The entries below need to be written out exactly, with no pictures included.

DATA ENTRIES:
-=-=-=-=-
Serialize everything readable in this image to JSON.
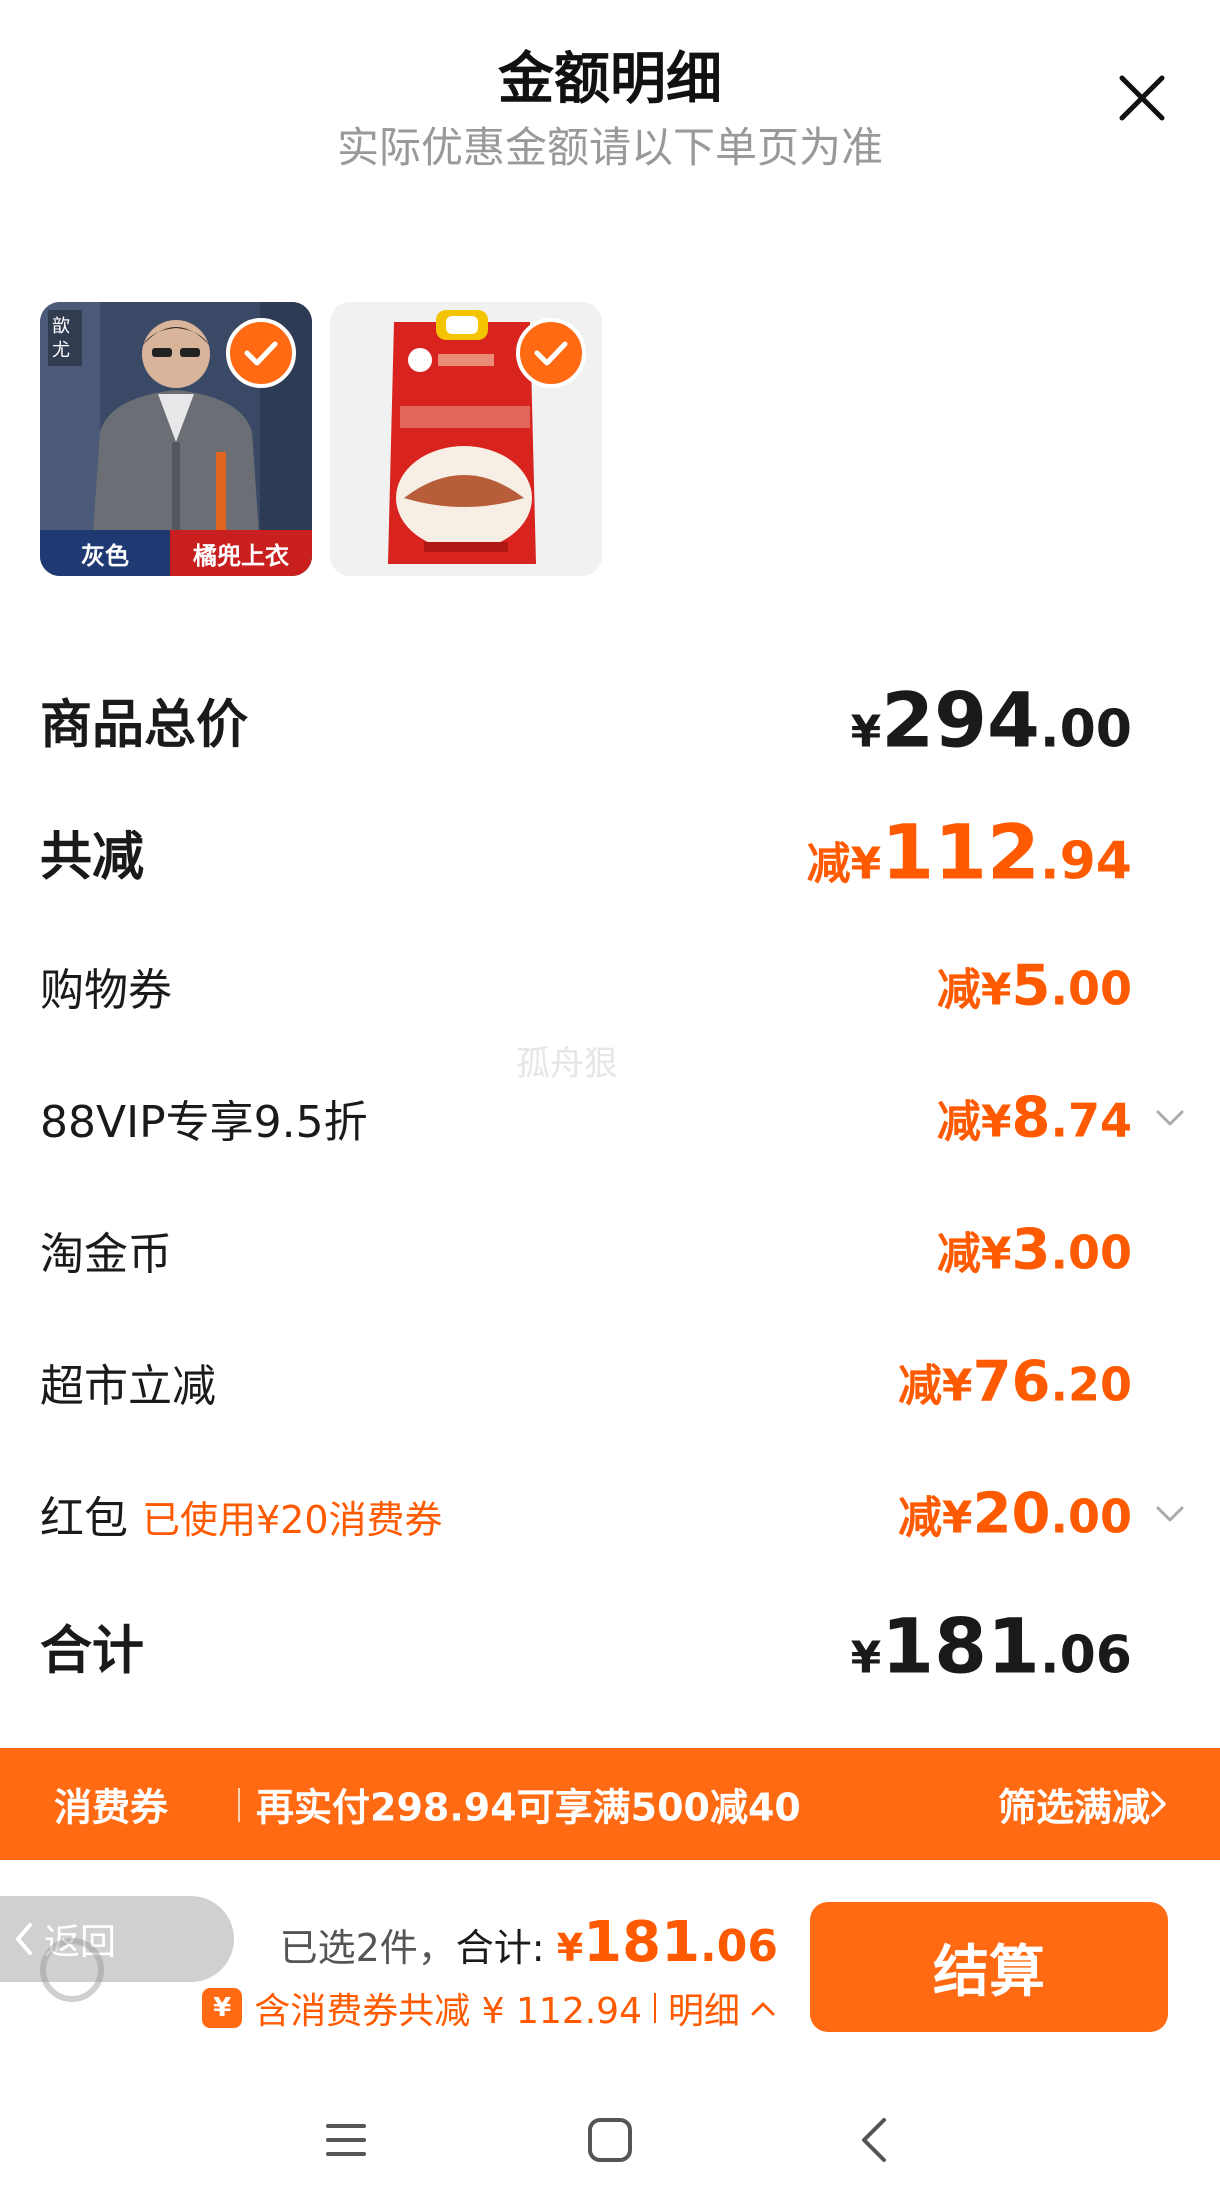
{
  "header": {
    "title": "金额明细",
    "subtitle": "实际优惠金额请以下单页为准"
  },
  "products": [
    {
      "name": "work-jacket",
      "caption_left": "灰色",
      "caption_right": "橘兜上衣",
      "selected": true
    },
    {
      "name": "rice-bag",
      "selected": true
    }
  ],
  "rows": {
    "subtotal": {
      "label": "商品总价",
      "sym": "¥",
      "int": "294",
      "dec": ".00"
    },
    "total_discount": {
      "label": "共减",
      "sym": "减¥",
      "int": "112",
      "dec": ".94"
    },
    "coupon": {
      "label": "购物券",
      "sym": "减¥",
      "int": "5",
      "dec": ".00"
    },
    "vip": {
      "label": "88VIP专享9.5折",
      "sym": "减¥",
      "int": "8",
      "dec": ".74"
    },
    "coins": {
      "label": "淘金币",
      "sym": "减¥",
      "int": "3",
      "dec": ".00"
    },
    "market": {
      "label": "超市立减",
      "sym": "减¥",
      "int": "76",
      "dec": ".20"
    },
    "redpacket": {
      "label": "红包",
      "note": "已使用¥20消费券",
      "sym": "减¥",
      "int": "20",
      "dec": ".00"
    },
    "grand_total": {
      "label": "合计",
      "sym": "¥",
      "int": "181",
      "dec": ".06"
    }
  },
  "watermark": "孤舟狠",
  "promo": {
    "tag": "消费券",
    "text": "再实付298.94可享满500减40",
    "link": "筛选满减"
  },
  "checkout": {
    "back_label": "返回",
    "selected_text": "已选2件，",
    "total_label": "合计:",
    "total_sym": "¥",
    "total_int": "181",
    "total_dec": ".06",
    "yen_icon": "¥",
    "discount_text": "含消费券共减 ¥ 112.94",
    "detail_link": "明细",
    "button_label": "结算"
  },
  "colors": {
    "accent": "#ff6a12",
    "discount_text": "#ff5a00"
  }
}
-=-=-=-=-
THE SOLUTION:
Serialize everything readable in this image to JSON.
{
  "header": {
    "title": "金额明细",
    "subtitle": "实际优惠金额请以下单页为准"
  },
  "products": [
    {
      "name": "work-jacket",
      "caption_left": "灰色",
      "caption_right": "橘兜上衣",
      "selected": true
    },
    {
      "name": "rice-bag",
      "selected": true
    }
  ],
  "rows": {
    "subtotal": {
      "label": "商品总价",
      "sym": "¥",
      "int": "294",
      "dec": ".00"
    },
    "total_discount": {
      "label": "共减",
      "sym": "减¥",
      "int": "112",
      "dec": ".94"
    },
    "coupon": {
      "label": "购物券",
      "sym": "减¥",
      "int": "5",
      "dec": ".00"
    },
    "vip": {
      "label": "88VIP专享9.5折",
      "sym": "减¥",
      "int": "8",
      "dec": ".74"
    },
    "coins": {
      "label": "淘金币",
      "sym": "减¥",
      "int": "3",
      "dec": ".00"
    },
    "market": {
      "label": "超市立减",
      "sym": "减¥",
      "int": "76",
      "dec": ".20"
    },
    "redpacket": {
      "label": "红包",
      "note": "已使用¥20消费券",
      "sym": "减¥",
      "int": "20",
      "dec": ".00"
    },
    "grand_total": {
      "label": "合计",
      "sym": "¥",
      "int": "181",
      "dec": ".06"
    }
  },
  "watermark": "孤舟狠",
  "promo": {
    "tag": "消费券",
    "text": "再实付298.94可享满500减40",
    "link": "筛选满减"
  },
  "checkout": {
    "back_label": "返回",
    "selected_text": "已选2件，",
    "total_label": "合计:",
    "total_sym": "¥",
    "total_int": "181",
    "total_dec": ".06",
    "yen_icon": "¥",
    "discount_text": "含消费券共减 ¥ 112.94",
    "detail_link": "明细",
    "button_label": "结算"
  },
  "colors": {
    "accent": "#ff6a12",
    "discount_text": "#ff5a00"
  }
}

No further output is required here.